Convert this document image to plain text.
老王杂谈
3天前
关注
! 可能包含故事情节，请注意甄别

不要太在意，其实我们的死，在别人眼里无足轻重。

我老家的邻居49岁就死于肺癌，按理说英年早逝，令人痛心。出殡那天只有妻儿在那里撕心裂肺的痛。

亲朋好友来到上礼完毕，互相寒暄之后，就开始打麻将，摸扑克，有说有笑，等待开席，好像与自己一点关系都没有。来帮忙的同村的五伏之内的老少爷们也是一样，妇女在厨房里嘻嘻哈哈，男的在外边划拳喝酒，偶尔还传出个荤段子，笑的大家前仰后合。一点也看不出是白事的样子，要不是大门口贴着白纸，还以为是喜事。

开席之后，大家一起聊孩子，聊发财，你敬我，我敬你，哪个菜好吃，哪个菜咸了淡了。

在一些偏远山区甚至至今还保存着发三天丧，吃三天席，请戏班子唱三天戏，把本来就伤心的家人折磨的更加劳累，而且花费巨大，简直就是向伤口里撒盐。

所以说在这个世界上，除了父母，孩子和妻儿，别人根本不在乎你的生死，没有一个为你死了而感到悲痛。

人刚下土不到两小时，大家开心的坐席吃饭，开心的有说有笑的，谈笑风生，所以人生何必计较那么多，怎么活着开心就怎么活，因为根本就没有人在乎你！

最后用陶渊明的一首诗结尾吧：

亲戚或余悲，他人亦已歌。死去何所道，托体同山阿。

---

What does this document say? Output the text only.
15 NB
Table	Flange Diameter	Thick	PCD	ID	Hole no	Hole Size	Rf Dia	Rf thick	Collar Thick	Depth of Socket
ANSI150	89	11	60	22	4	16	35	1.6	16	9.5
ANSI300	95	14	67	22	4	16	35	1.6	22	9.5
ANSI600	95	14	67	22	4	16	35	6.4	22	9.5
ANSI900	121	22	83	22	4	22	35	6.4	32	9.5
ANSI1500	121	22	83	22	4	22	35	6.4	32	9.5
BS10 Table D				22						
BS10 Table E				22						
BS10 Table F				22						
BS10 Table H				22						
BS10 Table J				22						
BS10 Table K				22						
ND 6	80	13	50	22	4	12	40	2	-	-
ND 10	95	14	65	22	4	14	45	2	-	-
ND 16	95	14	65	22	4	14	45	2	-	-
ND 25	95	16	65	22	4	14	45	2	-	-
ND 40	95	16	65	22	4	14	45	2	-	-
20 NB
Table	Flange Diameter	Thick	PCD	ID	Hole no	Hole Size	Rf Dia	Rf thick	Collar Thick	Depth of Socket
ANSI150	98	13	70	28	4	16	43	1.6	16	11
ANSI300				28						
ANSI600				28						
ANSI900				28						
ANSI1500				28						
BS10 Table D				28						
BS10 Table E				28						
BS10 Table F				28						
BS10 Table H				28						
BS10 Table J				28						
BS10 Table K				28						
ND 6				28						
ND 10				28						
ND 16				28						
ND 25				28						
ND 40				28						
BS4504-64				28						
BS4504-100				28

To be done:
Among the records above, find each line holding the string "document" and pull it out.

Exercise output:
Convert this document image to plain text.
What does this document say? Output the text only.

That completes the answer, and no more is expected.